Pick every line from the data that holds the word "color".
## begin Material shown
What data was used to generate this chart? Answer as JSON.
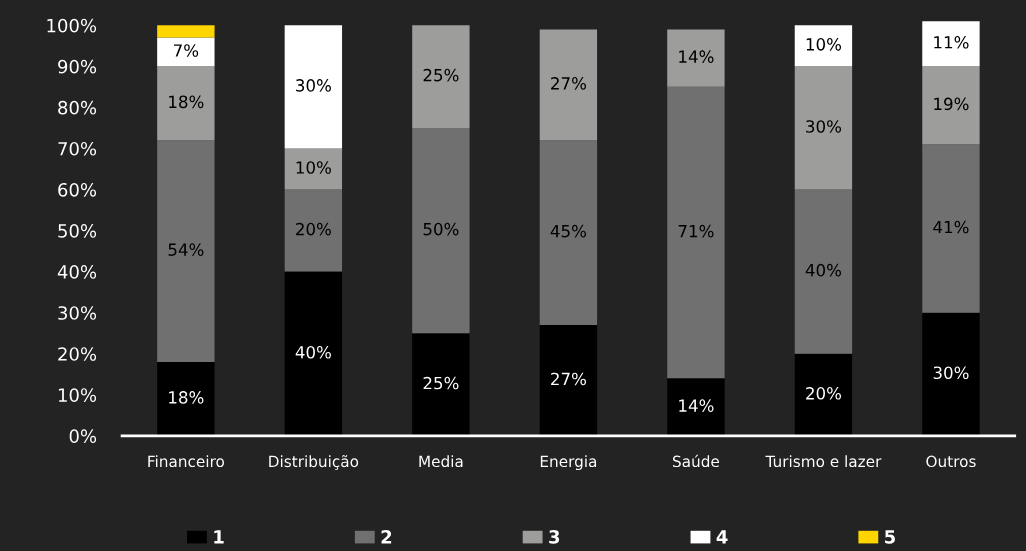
{
  "chart_data": {
    "type": "bar",
    "stacked": true,
    "categories": [
      "Financeiro",
      "Distribuição",
      "Media",
      "Energia",
      "Saúde",
      "Turismo e lazer",
      "Outros"
    ],
    "series": [
      {
        "name": "1",
        "color": "#000000",
        "values": [
          18,
          40,
          25,
          27,
          14,
          20,
          30
        ],
        "value_labels": [
          "18%",
          "40%",
          "25%",
          "27%",
          "14%",
          "20%",
          "30%"
        ]
      },
      {
        "name": "2",
        "color": "#707070",
        "values": [
          54,
          20,
          50,
          45,
          71,
          40,
          41
        ],
        "value_labels": [
          "54%",
          "20%",
          "50%",
          "45%",
          "71%",
          "40%",
          "41%"
        ]
      },
      {
        "name": "3",
        "color": "#9d9d9b",
        "values": [
          18,
          10,
          25,
          27,
          14,
          30,
          19
        ],
        "value_labels": [
          "18%",
          "10%",
          "25%",
          "27%",
          "14%",
          "30%",
          "19%"
        ]
      },
      {
        "name": "4",
        "color": "#ffffff",
        "values": [
          7,
          30,
          null,
          null,
          null,
          10,
          11
        ],
        "value_labels": [
          "7%",
          "30%",
          null,
          null,
          null,
          "10%",
          "11%"
        ]
      },
      {
        "name": "5",
        "color": "#ffd500",
        "values": [
          3,
          null,
          null,
          null,
          null,
          null,
          null
        ]
      }
    ],
    "ylim": [
      0,
      102
    ],
    "yticks": [
      {
        "value": 0,
        "label": "0%"
      },
      {
        "value": 10,
        "label": "10%"
      },
      {
        "value": 20,
        "label": "20%"
      },
      {
        "value": 30,
        "label": "30%"
      },
      {
        "value": 40,
        "label": "40%"
      },
      {
        "value": 50,
        "label": "50%"
      },
      {
        "value": 60,
        "label": "60%"
      },
      {
        "value": 70,
        "label": "70%"
      },
      {
        "value": 80,
        "label": "80%"
      },
      {
        "value": 90,
        "label": "90%"
      },
      {
        "value": 100,
        "label": "100%"
      }
    ],
    "legend": "bottom"
  }
}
## end Material shown
**Output of the exercise**
        "color": "#000000",
        "color": "#707070",
        "color": "#9d9d9b",
        "color": "#ffffff",
        "color": "#ffd500",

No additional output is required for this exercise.